(Data records)

------------------------------------------------------------

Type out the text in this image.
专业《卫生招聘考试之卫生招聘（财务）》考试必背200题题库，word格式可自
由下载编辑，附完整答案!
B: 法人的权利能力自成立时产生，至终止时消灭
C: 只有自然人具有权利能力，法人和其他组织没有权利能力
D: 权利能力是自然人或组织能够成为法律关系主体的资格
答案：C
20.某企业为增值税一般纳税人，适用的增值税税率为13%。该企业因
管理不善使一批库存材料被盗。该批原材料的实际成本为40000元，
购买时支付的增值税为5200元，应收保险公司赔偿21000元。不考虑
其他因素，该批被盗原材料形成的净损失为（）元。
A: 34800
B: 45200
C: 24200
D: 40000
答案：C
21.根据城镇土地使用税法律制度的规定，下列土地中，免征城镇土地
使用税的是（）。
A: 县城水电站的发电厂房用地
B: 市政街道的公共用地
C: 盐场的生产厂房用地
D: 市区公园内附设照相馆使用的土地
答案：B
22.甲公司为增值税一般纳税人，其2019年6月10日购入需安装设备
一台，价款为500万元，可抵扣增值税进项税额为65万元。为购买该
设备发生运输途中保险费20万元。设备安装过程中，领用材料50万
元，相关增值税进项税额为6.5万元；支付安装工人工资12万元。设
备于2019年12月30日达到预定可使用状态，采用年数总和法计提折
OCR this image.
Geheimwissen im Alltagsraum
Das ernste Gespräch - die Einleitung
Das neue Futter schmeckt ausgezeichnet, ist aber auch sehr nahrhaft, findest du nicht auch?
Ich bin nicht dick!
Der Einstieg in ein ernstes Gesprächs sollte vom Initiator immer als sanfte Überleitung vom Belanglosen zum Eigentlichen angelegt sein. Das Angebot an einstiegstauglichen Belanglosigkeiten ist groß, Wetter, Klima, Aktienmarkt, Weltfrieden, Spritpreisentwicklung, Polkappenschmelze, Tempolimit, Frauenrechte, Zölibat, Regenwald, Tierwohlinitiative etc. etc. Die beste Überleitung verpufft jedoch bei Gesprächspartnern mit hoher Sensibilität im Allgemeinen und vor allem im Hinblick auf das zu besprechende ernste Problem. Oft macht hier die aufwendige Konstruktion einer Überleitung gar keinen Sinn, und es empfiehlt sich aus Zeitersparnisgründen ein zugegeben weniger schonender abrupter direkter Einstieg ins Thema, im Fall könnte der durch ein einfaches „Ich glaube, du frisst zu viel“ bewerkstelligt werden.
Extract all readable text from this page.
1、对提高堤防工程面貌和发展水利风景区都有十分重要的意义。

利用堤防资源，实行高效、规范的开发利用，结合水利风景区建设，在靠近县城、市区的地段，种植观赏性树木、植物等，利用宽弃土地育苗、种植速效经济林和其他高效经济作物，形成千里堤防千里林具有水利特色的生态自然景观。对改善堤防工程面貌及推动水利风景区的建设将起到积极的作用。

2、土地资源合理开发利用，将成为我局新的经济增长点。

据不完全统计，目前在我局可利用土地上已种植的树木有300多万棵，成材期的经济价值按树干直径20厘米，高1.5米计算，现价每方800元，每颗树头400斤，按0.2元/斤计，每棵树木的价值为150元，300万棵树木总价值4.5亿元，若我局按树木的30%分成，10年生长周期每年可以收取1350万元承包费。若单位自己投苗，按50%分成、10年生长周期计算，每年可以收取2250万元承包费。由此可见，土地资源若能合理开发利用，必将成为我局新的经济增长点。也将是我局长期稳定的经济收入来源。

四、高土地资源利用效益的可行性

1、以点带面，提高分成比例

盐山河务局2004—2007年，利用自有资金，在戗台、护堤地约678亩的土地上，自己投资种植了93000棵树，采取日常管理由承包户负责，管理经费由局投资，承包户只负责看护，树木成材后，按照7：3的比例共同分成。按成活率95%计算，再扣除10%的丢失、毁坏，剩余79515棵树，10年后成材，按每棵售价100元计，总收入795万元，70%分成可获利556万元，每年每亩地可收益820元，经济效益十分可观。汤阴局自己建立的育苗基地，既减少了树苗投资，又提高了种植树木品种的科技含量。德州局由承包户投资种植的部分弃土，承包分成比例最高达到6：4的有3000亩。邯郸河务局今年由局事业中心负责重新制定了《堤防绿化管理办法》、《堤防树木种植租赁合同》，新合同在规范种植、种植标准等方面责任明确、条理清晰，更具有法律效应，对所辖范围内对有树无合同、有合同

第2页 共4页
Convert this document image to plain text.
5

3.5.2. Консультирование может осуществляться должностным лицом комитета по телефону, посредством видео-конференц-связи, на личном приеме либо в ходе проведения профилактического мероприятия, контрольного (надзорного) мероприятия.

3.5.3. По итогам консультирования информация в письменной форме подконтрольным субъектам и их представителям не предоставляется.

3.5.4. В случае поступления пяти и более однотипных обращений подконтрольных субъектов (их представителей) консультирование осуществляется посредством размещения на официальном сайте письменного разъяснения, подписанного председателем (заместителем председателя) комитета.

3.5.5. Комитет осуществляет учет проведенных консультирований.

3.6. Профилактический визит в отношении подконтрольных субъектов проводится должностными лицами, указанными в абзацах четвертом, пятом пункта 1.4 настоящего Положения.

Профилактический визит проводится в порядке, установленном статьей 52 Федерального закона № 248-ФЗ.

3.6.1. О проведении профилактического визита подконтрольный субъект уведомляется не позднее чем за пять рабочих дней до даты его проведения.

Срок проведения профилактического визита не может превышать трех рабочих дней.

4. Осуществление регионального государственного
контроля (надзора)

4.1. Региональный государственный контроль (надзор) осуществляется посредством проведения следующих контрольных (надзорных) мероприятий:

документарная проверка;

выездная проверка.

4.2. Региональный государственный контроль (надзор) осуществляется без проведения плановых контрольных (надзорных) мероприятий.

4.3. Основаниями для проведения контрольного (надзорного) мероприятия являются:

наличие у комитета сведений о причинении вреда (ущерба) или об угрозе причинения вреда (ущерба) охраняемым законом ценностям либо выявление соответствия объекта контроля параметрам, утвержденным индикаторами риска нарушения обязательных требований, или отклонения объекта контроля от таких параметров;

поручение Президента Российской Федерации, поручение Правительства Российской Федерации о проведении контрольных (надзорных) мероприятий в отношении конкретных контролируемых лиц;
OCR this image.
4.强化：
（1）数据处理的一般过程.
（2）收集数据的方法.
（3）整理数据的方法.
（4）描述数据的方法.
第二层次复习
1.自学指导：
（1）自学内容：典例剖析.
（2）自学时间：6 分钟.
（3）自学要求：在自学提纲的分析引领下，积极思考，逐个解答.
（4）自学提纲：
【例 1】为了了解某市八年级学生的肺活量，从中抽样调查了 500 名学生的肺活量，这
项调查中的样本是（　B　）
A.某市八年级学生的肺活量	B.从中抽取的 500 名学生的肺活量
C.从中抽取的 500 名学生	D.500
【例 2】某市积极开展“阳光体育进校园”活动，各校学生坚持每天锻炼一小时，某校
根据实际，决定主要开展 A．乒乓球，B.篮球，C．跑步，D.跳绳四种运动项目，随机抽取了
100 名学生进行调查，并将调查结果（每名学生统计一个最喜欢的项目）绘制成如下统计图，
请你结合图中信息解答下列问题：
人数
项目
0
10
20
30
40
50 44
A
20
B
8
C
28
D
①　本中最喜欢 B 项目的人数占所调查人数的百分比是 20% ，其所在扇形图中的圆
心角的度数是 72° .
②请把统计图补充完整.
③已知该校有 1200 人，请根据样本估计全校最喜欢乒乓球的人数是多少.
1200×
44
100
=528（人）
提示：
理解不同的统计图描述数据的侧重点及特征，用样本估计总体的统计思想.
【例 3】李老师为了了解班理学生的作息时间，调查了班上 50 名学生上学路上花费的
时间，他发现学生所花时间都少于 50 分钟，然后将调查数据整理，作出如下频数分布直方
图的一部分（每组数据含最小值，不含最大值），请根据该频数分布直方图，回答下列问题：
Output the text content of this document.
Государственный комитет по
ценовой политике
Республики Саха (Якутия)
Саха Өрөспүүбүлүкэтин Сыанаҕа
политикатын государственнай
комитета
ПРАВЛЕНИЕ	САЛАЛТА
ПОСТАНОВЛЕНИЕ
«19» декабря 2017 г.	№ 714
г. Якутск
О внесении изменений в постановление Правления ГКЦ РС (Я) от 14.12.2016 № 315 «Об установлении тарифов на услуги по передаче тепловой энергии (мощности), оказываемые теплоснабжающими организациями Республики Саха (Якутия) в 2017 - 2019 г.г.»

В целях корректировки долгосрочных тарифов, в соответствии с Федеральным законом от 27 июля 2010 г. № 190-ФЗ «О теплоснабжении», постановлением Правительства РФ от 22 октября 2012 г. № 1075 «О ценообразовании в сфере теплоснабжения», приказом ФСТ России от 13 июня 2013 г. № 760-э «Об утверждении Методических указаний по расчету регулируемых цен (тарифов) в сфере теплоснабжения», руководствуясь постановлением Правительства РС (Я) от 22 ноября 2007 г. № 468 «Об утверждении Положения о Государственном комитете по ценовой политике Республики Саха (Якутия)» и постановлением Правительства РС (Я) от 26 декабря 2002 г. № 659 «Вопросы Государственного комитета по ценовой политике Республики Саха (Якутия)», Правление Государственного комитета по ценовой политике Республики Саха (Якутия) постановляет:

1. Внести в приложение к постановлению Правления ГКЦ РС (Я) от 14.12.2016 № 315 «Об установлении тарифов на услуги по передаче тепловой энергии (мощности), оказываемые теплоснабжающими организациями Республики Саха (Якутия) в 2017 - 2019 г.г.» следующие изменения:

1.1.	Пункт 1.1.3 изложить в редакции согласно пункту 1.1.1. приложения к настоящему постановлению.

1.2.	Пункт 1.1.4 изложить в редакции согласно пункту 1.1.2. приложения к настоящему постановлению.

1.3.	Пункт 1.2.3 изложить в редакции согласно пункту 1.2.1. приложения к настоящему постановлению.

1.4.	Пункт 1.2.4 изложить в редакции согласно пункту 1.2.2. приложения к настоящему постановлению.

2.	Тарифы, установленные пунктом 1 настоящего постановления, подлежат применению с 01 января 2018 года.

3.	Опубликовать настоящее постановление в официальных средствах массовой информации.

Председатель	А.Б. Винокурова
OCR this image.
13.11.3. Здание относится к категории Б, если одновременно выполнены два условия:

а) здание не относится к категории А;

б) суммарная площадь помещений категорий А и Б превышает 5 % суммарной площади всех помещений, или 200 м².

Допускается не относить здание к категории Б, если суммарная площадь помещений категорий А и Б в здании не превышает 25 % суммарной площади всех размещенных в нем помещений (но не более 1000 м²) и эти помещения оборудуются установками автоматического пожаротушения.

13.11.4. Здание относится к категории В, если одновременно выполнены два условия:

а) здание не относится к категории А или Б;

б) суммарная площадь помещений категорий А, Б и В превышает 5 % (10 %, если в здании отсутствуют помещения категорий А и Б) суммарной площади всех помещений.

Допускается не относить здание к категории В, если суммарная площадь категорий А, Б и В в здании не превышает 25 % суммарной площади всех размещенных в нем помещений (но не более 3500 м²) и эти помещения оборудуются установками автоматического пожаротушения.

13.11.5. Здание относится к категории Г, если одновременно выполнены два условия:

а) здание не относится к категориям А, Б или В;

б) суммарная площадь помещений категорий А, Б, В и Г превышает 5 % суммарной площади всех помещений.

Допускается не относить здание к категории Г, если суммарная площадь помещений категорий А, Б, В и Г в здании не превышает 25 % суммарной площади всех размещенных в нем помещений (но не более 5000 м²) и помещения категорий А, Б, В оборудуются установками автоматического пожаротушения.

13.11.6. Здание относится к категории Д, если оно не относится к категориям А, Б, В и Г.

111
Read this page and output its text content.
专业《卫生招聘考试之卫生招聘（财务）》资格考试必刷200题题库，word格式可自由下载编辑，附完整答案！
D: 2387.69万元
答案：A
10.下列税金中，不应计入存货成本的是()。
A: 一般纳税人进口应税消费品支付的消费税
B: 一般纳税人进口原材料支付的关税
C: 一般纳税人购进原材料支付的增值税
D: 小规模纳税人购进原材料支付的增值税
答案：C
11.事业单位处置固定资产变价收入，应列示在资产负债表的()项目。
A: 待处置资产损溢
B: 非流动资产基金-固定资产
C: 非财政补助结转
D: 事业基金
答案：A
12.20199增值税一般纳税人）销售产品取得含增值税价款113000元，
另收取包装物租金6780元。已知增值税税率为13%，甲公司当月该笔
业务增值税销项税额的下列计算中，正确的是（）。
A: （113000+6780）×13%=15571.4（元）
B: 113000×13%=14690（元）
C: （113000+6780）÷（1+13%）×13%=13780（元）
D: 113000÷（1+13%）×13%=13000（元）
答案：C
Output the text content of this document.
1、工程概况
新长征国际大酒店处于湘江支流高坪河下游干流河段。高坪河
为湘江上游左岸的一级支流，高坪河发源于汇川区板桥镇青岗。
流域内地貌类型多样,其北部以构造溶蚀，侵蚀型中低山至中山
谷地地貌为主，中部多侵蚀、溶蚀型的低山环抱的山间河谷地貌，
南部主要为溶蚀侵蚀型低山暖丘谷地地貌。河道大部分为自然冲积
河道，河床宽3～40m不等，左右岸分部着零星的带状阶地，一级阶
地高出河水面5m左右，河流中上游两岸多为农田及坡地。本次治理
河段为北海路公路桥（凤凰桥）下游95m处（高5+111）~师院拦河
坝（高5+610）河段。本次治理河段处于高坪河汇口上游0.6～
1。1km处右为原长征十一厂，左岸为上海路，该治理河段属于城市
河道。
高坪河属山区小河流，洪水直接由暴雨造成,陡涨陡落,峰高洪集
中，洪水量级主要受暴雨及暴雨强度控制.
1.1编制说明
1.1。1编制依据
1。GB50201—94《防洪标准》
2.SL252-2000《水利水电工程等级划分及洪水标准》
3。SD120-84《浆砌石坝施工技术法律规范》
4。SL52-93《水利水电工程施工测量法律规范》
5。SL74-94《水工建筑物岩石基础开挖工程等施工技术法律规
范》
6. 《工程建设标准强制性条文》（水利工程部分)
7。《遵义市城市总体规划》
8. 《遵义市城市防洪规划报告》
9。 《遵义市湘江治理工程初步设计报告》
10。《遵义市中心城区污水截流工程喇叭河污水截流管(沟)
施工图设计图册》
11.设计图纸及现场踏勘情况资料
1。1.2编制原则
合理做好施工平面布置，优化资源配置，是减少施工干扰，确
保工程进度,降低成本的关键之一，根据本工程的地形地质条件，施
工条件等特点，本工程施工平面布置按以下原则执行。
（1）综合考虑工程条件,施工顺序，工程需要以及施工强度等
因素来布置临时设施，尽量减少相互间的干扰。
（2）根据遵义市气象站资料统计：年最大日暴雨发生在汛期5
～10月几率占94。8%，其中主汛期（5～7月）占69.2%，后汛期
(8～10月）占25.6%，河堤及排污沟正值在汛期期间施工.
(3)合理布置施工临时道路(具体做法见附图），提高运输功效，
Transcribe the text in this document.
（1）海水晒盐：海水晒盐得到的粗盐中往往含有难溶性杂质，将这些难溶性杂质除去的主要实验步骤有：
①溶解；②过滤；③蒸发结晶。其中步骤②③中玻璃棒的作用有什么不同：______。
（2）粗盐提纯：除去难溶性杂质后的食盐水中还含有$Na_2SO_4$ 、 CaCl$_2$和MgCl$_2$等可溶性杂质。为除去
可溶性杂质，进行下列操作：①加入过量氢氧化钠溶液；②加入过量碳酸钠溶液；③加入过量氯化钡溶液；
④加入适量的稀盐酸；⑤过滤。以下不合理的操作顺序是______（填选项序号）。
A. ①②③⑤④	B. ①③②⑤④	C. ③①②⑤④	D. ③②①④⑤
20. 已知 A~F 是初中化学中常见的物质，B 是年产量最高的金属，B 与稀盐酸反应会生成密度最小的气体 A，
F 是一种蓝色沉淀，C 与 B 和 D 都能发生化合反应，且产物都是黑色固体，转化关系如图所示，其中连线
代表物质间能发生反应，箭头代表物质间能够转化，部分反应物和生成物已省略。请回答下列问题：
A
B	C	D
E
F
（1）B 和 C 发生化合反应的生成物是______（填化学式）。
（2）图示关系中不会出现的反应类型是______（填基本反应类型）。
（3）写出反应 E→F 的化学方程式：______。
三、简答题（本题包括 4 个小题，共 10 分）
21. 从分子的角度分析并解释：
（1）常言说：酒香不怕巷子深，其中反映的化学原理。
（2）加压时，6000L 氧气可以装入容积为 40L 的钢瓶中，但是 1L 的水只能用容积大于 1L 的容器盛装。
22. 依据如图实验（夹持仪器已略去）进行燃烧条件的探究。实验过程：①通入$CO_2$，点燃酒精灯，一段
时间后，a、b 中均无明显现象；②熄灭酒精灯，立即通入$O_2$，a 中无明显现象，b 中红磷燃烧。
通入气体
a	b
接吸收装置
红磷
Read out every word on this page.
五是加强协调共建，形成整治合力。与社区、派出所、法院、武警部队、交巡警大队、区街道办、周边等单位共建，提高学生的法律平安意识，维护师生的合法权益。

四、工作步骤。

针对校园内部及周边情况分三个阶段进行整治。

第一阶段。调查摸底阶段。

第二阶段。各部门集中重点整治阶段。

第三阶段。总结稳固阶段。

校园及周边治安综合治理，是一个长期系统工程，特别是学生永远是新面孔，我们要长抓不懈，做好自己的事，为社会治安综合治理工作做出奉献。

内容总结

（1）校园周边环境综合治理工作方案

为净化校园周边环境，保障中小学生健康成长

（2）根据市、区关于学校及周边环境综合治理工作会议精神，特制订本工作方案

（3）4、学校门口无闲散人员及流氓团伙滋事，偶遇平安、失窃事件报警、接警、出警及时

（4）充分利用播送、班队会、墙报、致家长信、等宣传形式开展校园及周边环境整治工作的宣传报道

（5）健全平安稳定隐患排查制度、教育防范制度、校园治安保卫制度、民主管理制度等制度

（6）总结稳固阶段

------------------------------------------------------------

◆ **WHAT TO DO**:
Search the lines for the string "名学生的肺活量" and copy every line that has it.

◆ **THE OUTPUT**:
【例 1】为了了解某市八年级学生的肺活量，从中抽样调查了 500 名学生的肺活量，这
A.某市八年级学生的肺活量	B.从中抽取的 500 名学生的肺活量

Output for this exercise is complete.